◆ **STATED TASK**:
Retype the listing that follows, exactly as written.

Stored records:
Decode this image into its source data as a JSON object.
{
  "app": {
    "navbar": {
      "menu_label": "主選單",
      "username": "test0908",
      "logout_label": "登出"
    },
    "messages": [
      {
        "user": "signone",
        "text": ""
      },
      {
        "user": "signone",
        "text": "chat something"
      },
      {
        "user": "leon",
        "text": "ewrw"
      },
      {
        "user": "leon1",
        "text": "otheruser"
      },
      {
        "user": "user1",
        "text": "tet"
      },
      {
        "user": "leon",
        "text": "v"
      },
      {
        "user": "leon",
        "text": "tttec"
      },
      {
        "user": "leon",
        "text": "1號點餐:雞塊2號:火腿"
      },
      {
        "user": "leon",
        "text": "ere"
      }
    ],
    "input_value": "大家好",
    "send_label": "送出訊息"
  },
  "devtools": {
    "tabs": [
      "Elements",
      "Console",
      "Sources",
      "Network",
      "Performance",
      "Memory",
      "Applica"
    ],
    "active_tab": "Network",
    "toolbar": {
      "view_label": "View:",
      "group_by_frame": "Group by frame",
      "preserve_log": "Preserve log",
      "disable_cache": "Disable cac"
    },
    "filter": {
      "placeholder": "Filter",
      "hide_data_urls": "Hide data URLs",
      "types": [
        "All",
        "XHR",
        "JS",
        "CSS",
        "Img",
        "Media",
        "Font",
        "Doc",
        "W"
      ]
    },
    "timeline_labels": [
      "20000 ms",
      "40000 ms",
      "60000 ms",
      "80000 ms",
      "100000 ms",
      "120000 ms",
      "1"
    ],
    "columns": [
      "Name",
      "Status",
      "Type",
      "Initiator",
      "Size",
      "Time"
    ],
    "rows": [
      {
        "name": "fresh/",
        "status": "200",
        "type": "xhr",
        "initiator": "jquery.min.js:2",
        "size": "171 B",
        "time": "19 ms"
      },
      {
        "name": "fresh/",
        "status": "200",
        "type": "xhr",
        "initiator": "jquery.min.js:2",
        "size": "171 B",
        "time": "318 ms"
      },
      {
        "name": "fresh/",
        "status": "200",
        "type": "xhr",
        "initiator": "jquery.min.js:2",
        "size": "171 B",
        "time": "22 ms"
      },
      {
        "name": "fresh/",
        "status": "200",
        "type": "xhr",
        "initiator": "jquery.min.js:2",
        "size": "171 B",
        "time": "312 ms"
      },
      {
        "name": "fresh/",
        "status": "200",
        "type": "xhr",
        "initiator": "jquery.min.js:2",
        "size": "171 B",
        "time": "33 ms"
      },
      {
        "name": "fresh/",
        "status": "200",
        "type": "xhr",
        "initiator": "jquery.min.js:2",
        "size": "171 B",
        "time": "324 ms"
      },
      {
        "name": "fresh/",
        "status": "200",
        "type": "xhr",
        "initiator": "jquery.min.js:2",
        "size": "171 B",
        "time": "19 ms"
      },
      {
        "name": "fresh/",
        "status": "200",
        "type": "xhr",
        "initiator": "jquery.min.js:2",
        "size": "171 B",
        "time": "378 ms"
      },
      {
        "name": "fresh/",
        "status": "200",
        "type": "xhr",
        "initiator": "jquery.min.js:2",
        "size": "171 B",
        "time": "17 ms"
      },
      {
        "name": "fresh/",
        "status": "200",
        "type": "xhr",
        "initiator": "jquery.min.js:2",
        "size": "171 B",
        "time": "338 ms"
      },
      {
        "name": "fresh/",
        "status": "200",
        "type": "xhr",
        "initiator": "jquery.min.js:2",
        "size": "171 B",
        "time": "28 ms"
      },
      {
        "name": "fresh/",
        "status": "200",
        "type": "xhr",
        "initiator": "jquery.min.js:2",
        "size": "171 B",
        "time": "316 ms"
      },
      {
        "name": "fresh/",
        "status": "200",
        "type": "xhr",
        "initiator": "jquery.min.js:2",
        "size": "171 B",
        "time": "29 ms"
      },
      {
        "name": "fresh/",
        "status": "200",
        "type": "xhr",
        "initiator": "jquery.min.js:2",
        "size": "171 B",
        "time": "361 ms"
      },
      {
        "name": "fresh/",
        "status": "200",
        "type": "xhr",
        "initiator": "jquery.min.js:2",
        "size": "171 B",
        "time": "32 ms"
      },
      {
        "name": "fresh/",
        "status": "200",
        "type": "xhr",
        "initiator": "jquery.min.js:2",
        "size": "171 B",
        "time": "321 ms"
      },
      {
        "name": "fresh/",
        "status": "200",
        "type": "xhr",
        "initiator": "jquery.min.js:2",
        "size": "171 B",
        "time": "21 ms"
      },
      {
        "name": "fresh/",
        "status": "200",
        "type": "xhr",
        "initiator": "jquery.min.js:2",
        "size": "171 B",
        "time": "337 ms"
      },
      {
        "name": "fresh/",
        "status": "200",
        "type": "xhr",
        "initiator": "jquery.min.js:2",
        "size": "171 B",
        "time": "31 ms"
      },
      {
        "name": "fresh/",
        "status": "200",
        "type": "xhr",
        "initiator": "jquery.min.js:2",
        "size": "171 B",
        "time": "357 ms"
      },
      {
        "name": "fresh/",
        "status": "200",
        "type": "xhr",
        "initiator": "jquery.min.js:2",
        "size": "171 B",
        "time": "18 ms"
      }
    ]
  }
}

◆ **ANSWER TO THIS EXERCISE**:
Decode this image into its source data as a JSON object.
{
  "app": {
    "navbar": {
      "menu_label": "主選單",
      "username": "test0908",
      "logout_label": "登出"
    },
    "messages": [
      {
        "user": "signone",
        "text": ""
      },
      {
        "user": "signone",
        "text": "chat something"
      },
      {
        "user": "leon",
        "text": "ewrw"
      },
      {
        "user": "leon1",
        "text": "otheruser"
      },
      {
        "user": "user1",
        "text": "tet"
      },
      {
        "user": "leon",
        "text": "v"
      },
      {
        "user": "leon",
        "text": "tttec"
      },
      {
        "user": "leon",
        "text": "1號點餐:雞塊2號:火腿"
      },
      {
        "user": "leon",
        "text": "ere"
      }
    ],
    "input_value": "大家好",
    "send_label": "送出訊息"
  },
  "devtools": {
    "tabs": [
      "Elements",
      "Console",
      "Sources",
      "Network",
      "Performance",
      "Memory",
      "Applica"
    ],
    "active_tab": "Network",
    "toolbar": {
      "view_label": "View:",
      "group_by_frame": "Group by frame",
      "preserve_log": "Preserve log",
      "disable_cache": "Disable cac"
    },
    "filter": {
      "placeholder": "Filter",
      "hide_data_urls": "Hide data URLs",
      "types": [
        "All",
        "XHR",
        "JS",
        "CSS",
        "Img",
        "Media",
        "Font",
        "Doc",
        "W"
      ]
    },
    "timeline_labels": [
      "20000 ms",
      "40000 ms",
      "60000 ms",
      "80000 ms",
      "100000 ms",
      "120000 ms",
      "1"
    ],
    "columns": [
      "Name",
      "Status",
      "Type",
      "Initiator",
      "Size",
      "Time"
    ],
    "rows": [
      {
        "name": "fresh/",
        "status": "200",
        "type": "xhr",
        "initiator": "jquery.min.js:2",
        "size": "171 B",
        "time": "19 ms"
      },
      {
        "name": "fresh/",
        "status": "200",
        "type": "xhr",
        "initiator": "jquery.min.js:2",
        "size": "171 B",
        "time": "318 ms"
      },
      {
        "name": "fresh/",
        "status": "200",
        "type": "xhr",
        "initiator": "jquery.min.js:2",
        "size": "171 B",
        "time": "22 ms"
      },
      {
        "name": "fresh/",
        "status": "200",
        "type": "xhr",
        "initiator": "jquery.min.js:2",
        "size": "171 B",
        "time": "312 ms"
      },
      {
        "name": "fresh/",
        "status": "200",
        "type": "xhr",
        "initiator": "jquery.min.js:2",
        "size": "171 B",
        "time": "33 ms"
      },
      {
        "name": "fresh/",
        "status": "200",
        "type": "xhr",
        "initiator": "jquery.min.js:2",
        "size": "171 B",
        "time": "324 ms"
      },
      {
        "name": "fresh/",
        "status": "200",
        "type": "xhr",
        "initiator": "jquery.min.js:2",
        "size": "171 B",
        "time": "19 ms"
      },
      {
        "name": "fresh/",
        "status": "200",
        "type": "xhr",
        "initiator": "jquery.min.js:2",
        "size": "171 B",
        "time": "378 ms"
      },
      {
        "name": "fresh/",
        "status": "200",
        "type": "xhr",
        "initiator": "jquery.min.js:2",
        "size": "171 B",
        "time": "17 ms"
      },
      {
        "name": "fresh/",
        "status": "200",
        "type": "xhr",
        "initiator": "jquery.min.js:2",
        "size": "171 B",
        "time": "338 ms"
      },
      {
        "name": "fresh/",
        "status": "200",
        "type": "xhr",
        "initiator": "jquery.min.js:2",
        "size": "171 B",
        "time": "28 ms"
      },
      {
        "name": "fresh/",
        "status": "200",
        "type": "xhr",
        "initiator": "jquery.min.js:2",
        "size": "171 B",
        "time": "316 ms"
      },
      {
        "name": "fresh/",
        "status": "200",
        "type": "xhr",
        "initiator": "jquery.min.js:2",
        "size": "171 B",
        "time": "29 ms"
      },
      {
        "name": "fresh/",
        "status": "200",
        "type": "xhr",
        "initiator": "jquery.min.js:2",
        "size": "171 B",
        "time": "361 ms"
      },
      {
        "name": "fresh/",
        "status": "200",
        "type": "xhr",
        "initiator": "jquery.min.js:2",
        "size": "171 B",
        "time": "32 ms"
      },
      {
        "name": "fresh/",
        "status": "200",
        "type": "xhr",
        "initiator": "jquery.min.js:2",
        "size": "171 B",
        "time": "321 ms"
      },
      {
        "name": "fresh/",
        "status": "200",
        "type": "xhr",
        "initiator": "jquery.min.js:2",
        "size": "171 B",
        "time": "21 ms"
      },
      {
        "name": "fresh/",
        "status": "200",
        "type": "xhr",
        "initiator": "jquery.min.js:2",
        "size": "171 B",
        "time": "337 ms"
      },
      {
        "name": "fresh/",
        "status": "200",
        "type": "xhr",
        "initiator": "jquery.min.js:2",
        "size": "171 B",
        "time": "31 ms"
      },
      {
        "name": "fresh/",
        "status": "200",
        "type": "xhr",
        "initiator": "jquery.min.js:2",
        "size": "171 B",
        "time": "357 ms"
      },
      {
        "name": "fresh/",
        "status": "200",
        "type": "xhr",
        "initiator": "jquery.min.js:2",
        "size": "171 B",
        "time": "18 ms"
      }
    ]
  }
}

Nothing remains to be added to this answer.